◆ **Exercise instructions**
Omit all images. Transcribe the rest of the material below exactly.
--- Start of Records for the exercise ---
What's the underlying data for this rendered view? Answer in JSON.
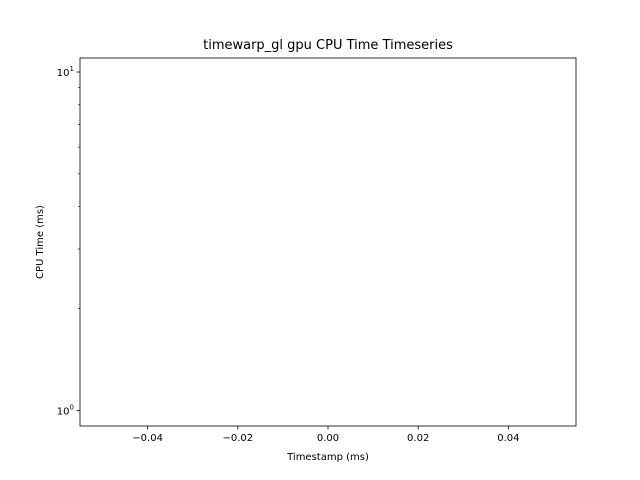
{
  "chart_data": {
    "type": "line",
    "title": "timewarp_gl gpu CPU Time Timeseries",
    "xlabel": "Timestamp (ms)",
    "ylabel": "CPU Time (ms)",
    "x_scale": "linear",
    "y_scale": "log",
    "xlim": [
      -0.055,
      0.055
    ],
    "ylim": [
      0.9,
      11
    ],
    "x_ticks": [
      -0.04,
      -0.02,
      0.0,
      0.02,
      0.04
    ],
    "x_tick_labels": [
      "−0.04",
      "−0.02",
      "0.00",
      "0.02",
      "0.04"
    ],
    "y_major_ticks": [
      1,
      10
    ],
    "y_tick_labels": [
      {
        "base": "10",
        "exp": "0"
      },
      {
        "base": "10",
        "exp": "1"
      }
    ],
    "y_minor_ticks": [
      2,
      3,
      4,
      5,
      6,
      7,
      8,
      9
    ],
    "grid": false,
    "series": [],
    "colors": {
      "axes": "#000000",
      "background": "#ffffff"
    }
  }
}
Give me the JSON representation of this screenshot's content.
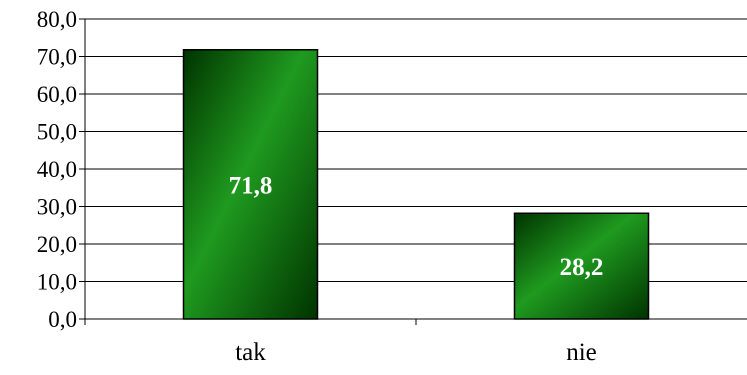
{
  "chart_data": {
    "type": "bar",
    "categories": [
      "tak",
      "nie"
    ],
    "values": [
      71.8,
      28.2
    ],
    "value_labels": [
      "71,8",
      "28,2"
    ],
    "y_tick_values": [
      0,
      10,
      20,
      30,
      40,
      50,
      60,
      70,
      80
    ],
    "y_tick_labels": [
      "0,0",
      "10,0",
      "20,0",
      "30,0",
      "40,0",
      "50,0",
      "60,0",
      "70,0",
      "80,0"
    ],
    "ylim": [
      0,
      80
    ],
    "title": "",
    "xlabel": "",
    "ylabel": "",
    "grid": true,
    "legend": "none",
    "colors": {
      "bar_light": "#1f9a1f",
      "bar_dark": "#003300",
      "bar_stroke": "#000000",
      "grid": "#000000",
      "axis": "#000000",
      "data_label": "#ffffff"
    }
  }
}
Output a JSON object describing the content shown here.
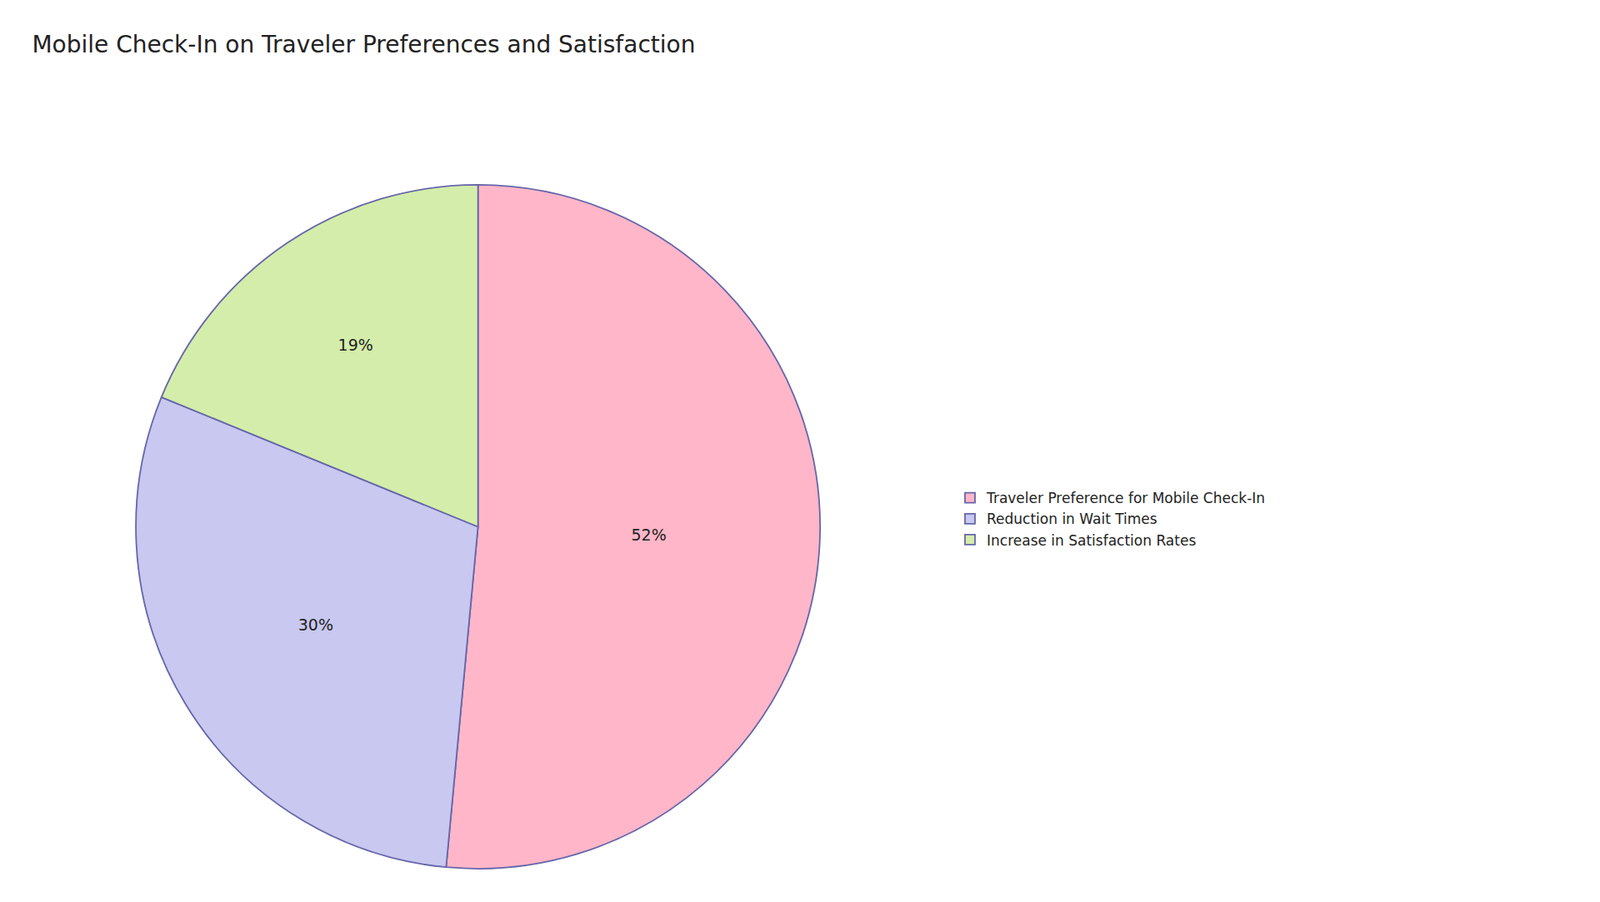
{
  "chart_data": {
    "type": "pie",
    "title": "Mobile Check-In on Traveler Preferences and Satisfaction",
    "categories": [
      "Traveler Preference for Mobile Check-In",
      "Reduction in Wait Times",
      "Increase in Satisfaction Rates"
    ],
    "values": [
      52,
      30,
      19
    ],
    "value_labels": [
      "52%",
      "30%",
      "19%"
    ],
    "colors": [
      "#FFB6C8",
      "#C8C8F0",
      "#D4EDAA"
    ],
    "data_labels": true,
    "legend": "right"
  }
}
--- End of Records for the exercise ---
◆ **Response for this exercise**
What's the underlying data for this rendered view? Answer in JSON.
{
  "chart_data": {
    "type": "line",
    "title": "timewarp_gl gpu CPU Time Timeseries",
    "xlabel": "Timestamp (ms)",
    "ylabel": "CPU Time (ms)",
    "x_scale": "linear",
    "y_scale": "log",
    "xlim": [
      -0.055,
      0.055
    ],
    "ylim": [
      0.9,
      11
    ],
    "x_ticks": [
      -0.04,
      -0.02,
      0.0,
      0.02,
      0.04
    ],
    "x_tick_labels": [
      "−0.04",
      "−0.02",
      "0.00",
      "0.02",
      "0.04"
    ],
    "y_major_ticks": [
      1,
      10
    ],
    "y_tick_labels": [
      {
        "base": "10",
        "exp": "0"
      },
      {
        "base": "10",
        "exp": "1"
      }
    ],
    "y_minor_ticks": [
      2,
      3,
      4,
      5,
      6,
      7,
      8,
      9
    ],
    "grid": false,
    "series": [],
    "colors": {
      "axes": "#000000",
      "background": "#ffffff"
    }
  }
}
Give me the JSON representation of this screenshot's content.
{
  "chart_data": {
    "type": "bar",
    "categories": [
      "tak",
      "nie"
    ],
    "values": [
      71.8,
      28.2
    ],
    "value_labels": [
      "71,8",
      "28,2"
    ],
    "y_tick_values": [
      0,
      10,
      20,
      30,
      40,
      50,
      60,
      70,
      80
    ],
    "y_tick_labels": [
      "0,0",
      "10,0",
      "20,0",
      "30,0",
      "40,0",
      "50,0",
      "60,0",
      "70,0",
      "80,0"
    ],
    "ylim": [
      0,
      80
    ],
    "title": "",
    "xlabel": "",
    "ylabel": "",
    "grid": true,
    "legend": "none",
    "colors": {
      "bar_light": "#1f9a1f",
      "bar_dark": "#003300",
      "bar_stroke": "#000000",
      "grid": "#000000",
      "axis": "#000000",
      "data_label": "#ffffff"
    }
  }
}
Output a JSON object describing the content shown here.
{
  "chart_data": {
    "type": "pie",
    "title": "Mobile Check-In on Traveler Preferences and Satisfaction",
    "categories": [
      "Traveler Preference for Mobile Check-In",
      "Reduction in Wait Times",
      "Increase in Satisfaction Rates"
    ],
    "values": [
      52,
      30,
      19
    ],
    "value_labels": [
      "52%",
      "30%",
      "19%"
    ],
    "colors": [
      "#FFB6C8",
      "#C8C8F0",
      "#D4EDAA"
    ],
    "data_labels": true,
    "legend": "right"
  }
}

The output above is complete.